• DATASET CONTENT

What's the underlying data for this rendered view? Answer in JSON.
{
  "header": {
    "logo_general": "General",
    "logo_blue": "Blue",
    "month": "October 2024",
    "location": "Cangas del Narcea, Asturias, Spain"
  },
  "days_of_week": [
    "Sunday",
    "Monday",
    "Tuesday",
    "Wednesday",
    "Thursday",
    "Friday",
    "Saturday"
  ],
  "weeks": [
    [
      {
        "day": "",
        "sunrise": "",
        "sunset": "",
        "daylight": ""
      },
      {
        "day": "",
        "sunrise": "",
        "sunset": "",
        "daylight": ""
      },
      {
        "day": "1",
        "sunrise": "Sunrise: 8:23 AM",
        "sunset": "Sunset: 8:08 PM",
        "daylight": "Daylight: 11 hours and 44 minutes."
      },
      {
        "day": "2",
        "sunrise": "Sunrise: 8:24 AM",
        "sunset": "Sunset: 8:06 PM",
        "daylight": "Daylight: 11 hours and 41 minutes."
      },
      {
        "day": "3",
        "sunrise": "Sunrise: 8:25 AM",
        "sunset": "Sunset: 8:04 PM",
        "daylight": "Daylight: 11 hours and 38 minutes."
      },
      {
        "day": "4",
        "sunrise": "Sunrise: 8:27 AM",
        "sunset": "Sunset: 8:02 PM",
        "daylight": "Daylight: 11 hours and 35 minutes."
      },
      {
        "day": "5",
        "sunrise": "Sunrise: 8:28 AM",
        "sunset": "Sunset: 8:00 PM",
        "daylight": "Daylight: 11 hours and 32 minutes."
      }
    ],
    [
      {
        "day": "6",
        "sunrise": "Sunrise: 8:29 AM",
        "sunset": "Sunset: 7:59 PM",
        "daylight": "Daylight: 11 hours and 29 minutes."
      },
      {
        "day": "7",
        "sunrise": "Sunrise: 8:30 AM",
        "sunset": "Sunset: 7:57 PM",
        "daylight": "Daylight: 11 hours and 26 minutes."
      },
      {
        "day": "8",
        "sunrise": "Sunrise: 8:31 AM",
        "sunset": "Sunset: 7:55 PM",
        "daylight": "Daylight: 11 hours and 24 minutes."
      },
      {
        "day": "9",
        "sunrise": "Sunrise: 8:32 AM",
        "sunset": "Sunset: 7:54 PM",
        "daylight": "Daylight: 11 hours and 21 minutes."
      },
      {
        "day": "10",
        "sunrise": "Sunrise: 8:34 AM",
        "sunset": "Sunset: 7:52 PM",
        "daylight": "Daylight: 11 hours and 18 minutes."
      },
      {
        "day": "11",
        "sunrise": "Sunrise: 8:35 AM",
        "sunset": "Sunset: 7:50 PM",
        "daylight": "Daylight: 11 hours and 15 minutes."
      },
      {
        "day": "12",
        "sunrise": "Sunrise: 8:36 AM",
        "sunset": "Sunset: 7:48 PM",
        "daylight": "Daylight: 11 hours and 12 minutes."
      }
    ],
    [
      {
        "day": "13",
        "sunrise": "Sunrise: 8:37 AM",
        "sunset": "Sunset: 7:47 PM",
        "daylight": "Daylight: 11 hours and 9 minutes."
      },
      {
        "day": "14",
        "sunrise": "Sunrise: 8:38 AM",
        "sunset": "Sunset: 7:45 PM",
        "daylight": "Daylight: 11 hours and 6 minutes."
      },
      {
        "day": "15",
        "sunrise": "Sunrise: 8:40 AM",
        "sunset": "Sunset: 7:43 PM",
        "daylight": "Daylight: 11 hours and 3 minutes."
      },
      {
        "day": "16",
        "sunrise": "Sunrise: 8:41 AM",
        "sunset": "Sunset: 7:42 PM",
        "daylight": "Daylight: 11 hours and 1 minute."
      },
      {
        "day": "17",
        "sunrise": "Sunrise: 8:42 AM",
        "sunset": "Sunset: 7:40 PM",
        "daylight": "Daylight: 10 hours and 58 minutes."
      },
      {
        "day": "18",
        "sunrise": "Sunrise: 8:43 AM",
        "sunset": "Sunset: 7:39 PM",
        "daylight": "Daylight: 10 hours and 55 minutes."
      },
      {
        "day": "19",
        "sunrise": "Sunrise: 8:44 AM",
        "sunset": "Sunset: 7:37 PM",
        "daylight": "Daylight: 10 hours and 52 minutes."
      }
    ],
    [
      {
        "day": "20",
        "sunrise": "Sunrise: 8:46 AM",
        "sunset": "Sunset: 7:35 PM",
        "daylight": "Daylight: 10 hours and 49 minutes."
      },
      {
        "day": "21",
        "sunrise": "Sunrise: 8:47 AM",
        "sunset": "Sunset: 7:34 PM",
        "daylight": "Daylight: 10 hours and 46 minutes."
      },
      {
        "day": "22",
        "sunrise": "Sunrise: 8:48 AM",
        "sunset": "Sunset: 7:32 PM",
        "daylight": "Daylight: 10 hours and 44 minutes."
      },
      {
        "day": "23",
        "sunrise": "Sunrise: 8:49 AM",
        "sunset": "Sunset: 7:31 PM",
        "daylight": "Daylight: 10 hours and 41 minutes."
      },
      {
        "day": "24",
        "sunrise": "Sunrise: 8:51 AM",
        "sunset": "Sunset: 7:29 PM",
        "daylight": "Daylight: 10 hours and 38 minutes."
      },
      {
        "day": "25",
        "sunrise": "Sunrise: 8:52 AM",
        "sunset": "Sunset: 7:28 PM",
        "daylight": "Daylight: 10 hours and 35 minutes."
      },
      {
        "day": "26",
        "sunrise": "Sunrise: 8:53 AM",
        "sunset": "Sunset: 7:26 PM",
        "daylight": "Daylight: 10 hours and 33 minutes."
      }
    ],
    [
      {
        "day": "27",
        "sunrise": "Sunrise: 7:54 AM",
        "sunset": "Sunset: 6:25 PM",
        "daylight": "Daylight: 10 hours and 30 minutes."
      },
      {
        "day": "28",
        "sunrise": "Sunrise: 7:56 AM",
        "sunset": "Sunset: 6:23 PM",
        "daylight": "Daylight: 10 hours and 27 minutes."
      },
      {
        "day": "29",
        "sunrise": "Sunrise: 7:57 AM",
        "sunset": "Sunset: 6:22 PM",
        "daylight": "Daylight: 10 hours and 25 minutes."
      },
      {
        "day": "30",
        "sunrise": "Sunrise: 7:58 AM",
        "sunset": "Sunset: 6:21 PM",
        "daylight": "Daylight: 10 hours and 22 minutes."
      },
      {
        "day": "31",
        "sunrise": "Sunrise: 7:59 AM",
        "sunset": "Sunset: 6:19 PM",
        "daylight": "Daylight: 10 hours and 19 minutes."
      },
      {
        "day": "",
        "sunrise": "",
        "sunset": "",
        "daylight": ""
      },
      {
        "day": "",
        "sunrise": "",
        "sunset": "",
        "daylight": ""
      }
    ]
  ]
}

• WHAT IS BEING ASKED
Repeat the records exactly, including every line.

• RESULT OF THIS TASK
What's the underlying data for this rendered view? Answer in JSON.
{
  "header": {
    "logo_general": "General",
    "logo_blue": "Blue",
    "month": "October 2024",
    "location": "Cangas del Narcea, Asturias, Spain"
  },
  "days_of_week": [
    "Sunday",
    "Monday",
    "Tuesday",
    "Wednesday",
    "Thursday",
    "Friday",
    "Saturday"
  ],
  "weeks": [
    [
      {
        "day": "",
        "sunrise": "",
        "sunset": "",
        "daylight": ""
      },
      {
        "day": "",
        "sunrise": "",
        "sunset": "",
        "daylight": ""
      },
      {
        "day": "1",
        "sunrise": "Sunrise: 8:23 AM",
        "sunset": "Sunset: 8:08 PM",
        "daylight": "Daylight: 11 hours and 44 minutes."
      },
      {
        "day": "2",
        "sunrise": "Sunrise: 8:24 AM",
        "sunset": "Sunset: 8:06 PM",
        "daylight": "Daylight: 11 hours and 41 minutes."
      },
      {
        "day": "3",
        "sunrise": "Sunrise: 8:25 AM",
        "sunset": "Sunset: 8:04 PM",
        "daylight": "Daylight: 11 hours and 38 minutes."
      },
      {
        "day": "4",
        "sunrise": "Sunrise: 8:27 AM",
        "sunset": "Sunset: 8:02 PM",
        "daylight": "Daylight: 11 hours and 35 minutes."
      },
      {
        "day": "5",
        "sunrise": "Sunrise: 8:28 AM",
        "sunset": "Sunset: 8:00 PM",
        "daylight": "Daylight: 11 hours and 32 minutes."
      }
    ],
    [
      {
        "day": "6",
        "sunrise": "Sunrise: 8:29 AM",
        "sunset": "Sunset: 7:59 PM",
        "daylight": "Daylight: 11 hours and 29 minutes."
      },
      {
        "day": "7",
        "sunrise": "Sunrise: 8:30 AM",
        "sunset": "Sunset: 7:57 PM",
        "daylight": "Daylight: 11 hours and 26 minutes."
      },
      {
        "day": "8",
        "sunrise": "Sunrise: 8:31 AM",
        "sunset": "Sunset: 7:55 PM",
        "daylight": "Daylight: 11 hours and 24 minutes."
      },
      {
        "day": "9",
        "sunrise": "Sunrise: 8:32 AM",
        "sunset": "Sunset: 7:54 PM",
        "daylight": "Daylight: 11 hours and 21 minutes."
      },
      {
        "day": "10",
        "sunrise": "Sunrise: 8:34 AM",
        "sunset": "Sunset: 7:52 PM",
        "daylight": "Daylight: 11 hours and 18 minutes."
      },
      {
        "day": "11",
        "sunrise": "Sunrise: 8:35 AM",
        "sunset": "Sunset: 7:50 PM",
        "daylight": "Daylight: 11 hours and 15 minutes."
      },
      {
        "day": "12",
        "sunrise": "Sunrise: 8:36 AM",
        "sunset": "Sunset: 7:48 PM",
        "daylight": "Daylight: 11 hours and 12 minutes."
      }
    ],
    [
      {
        "day": "13",
        "sunrise": "Sunrise: 8:37 AM",
        "sunset": "Sunset: 7:47 PM",
        "daylight": "Daylight: 11 hours and 9 minutes."
      },
      {
        "day": "14",
        "sunrise": "Sunrise: 8:38 AM",
        "sunset": "Sunset: 7:45 PM",
        "daylight": "Daylight: 11 hours and 6 minutes."
      },
      {
        "day": "15",
        "sunrise": "Sunrise: 8:40 AM",
        "sunset": "Sunset: 7:43 PM",
        "daylight": "Daylight: 11 hours and 3 minutes."
      },
      {
        "day": "16",
        "sunrise": "Sunrise: 8:41 AM",
        "sunset": "Sunset: 7:42 PM",
        "daylight": "Daylight: 11 hours and 1 minute."
      },
      {
        "day": "17",
        "sunrise": "Sunrise: 8:42 AM",
        "sunset": "Sunset: 7:40 PM",
        "daylight": "Daylight: 10 hours and 58 minutes."
      },
      {
        "day": "18",
        "sunrise": "Sunrise: 8:43 AM",
        "sunset": "Sunset: 7:39 PM",
        "daylight": "Daylight: 10 hours and 55 minutes."
      },
      {
        "day": "19",
        "sunrise": "Sunrise: 8:44 AM",
        "sunset": "Sunset: 7:37 PM",
        "daylight": "Daylight: 10 hours and 52 minutes."
      }
    ],
    [
      {
        "day": "20",
        "sunrise": "Sunrise: 8:46 AM",
        "sunset": "Sunset: 7:35 PM",
        "daylight": "Daylight: 10 hours and 49 minutes."
      },
      {
        "day": "21",
        "sunrise": "Sunrise: 8:47 AM",
        "sunset": "Sunset: 7:34 PM",
        "daylight": "Daylight: 10 hours and 46 minutes."
      },
      {
        "day": "22",
        "sunrise": "Sunrise: 8:48 AM",
        "sunset": "Sunset: 7:32 PM",
        "daylight": "Daylight: 10 hours and 44 minutes."
      },
      {
        "day": "23",
        "sunrise": "Sunrise: 8:49 AM",
        "sunset": "Sunset: 7:31 PM",
        "daylight": "Daylight: 10 hours and 41 minutes."
      },
      {
        "day": "24",
        "sunrise": "Sunrise: 8:51 AM",
        "sunset": "Sunset: 7:29 PM",
        "daylight": "Daylight: 10 hours and 38 minutes."
      },
      {
        "day": "25",
        "sunrise": "Sunrise: 8:52 AM",
        "sunset": "Sunset: 7:28 PM",
        "daylight": "Daylight: 10 hours and 35 minutes."
      },
      {
        "day": "26",
        "sunrise": "Sunrise: 8:53 AM",
        "sunset": "Sunset: 7:26 PM",
        "daylight": "Daylight: 10 hours and 33 minutes."
      }
    ],
    [
      {
        "day": "27",
        "sunrise": "Sunrise: 7:54 AM",
        "sunset": "Sunset: 6:25 PM",
        "daylight": "Daylight: 10 hours and 30 minutes."
      },
      {
        "day": "28",
        "sunrise": "Sunrise: 7:56 AM",
        "sunset": "Sunset: 6:23 PM",
        "daylight": "Daylight: 10 hours and 27 minutes."
      },
      {
        "day": "29",
        "sunrise": "Sunrise: 7:57 AM",
        "sunset": "Sunset: 6:22 PM",
        "daylight": "Daylight: 10 hours and 25 minutes."
      },
      {
        "day": "30",
        "sunrise": "Sunrise: 7:58 AM",
        "sunset": "Sunset: 6:21 PM",
        "daylight": "Daylight: 10 hours and 22 minutes."
      },
      {
        "day": "31",
        "sunrise": "Sunrise: 7:59 AM",
        "sunset": "Sunset: 6:19 PM",
        "daylight": "Daylight: 10 hours and 19 minutes."
      },
      {
        "day": "",
        "sunrise": "",
        "sunset": "",
        "daylight": ""
      },
      {
        "day": "",
        "sunrise": "",
        "sunset": "",
        "daylight": ""
      }
    ]
  ]
}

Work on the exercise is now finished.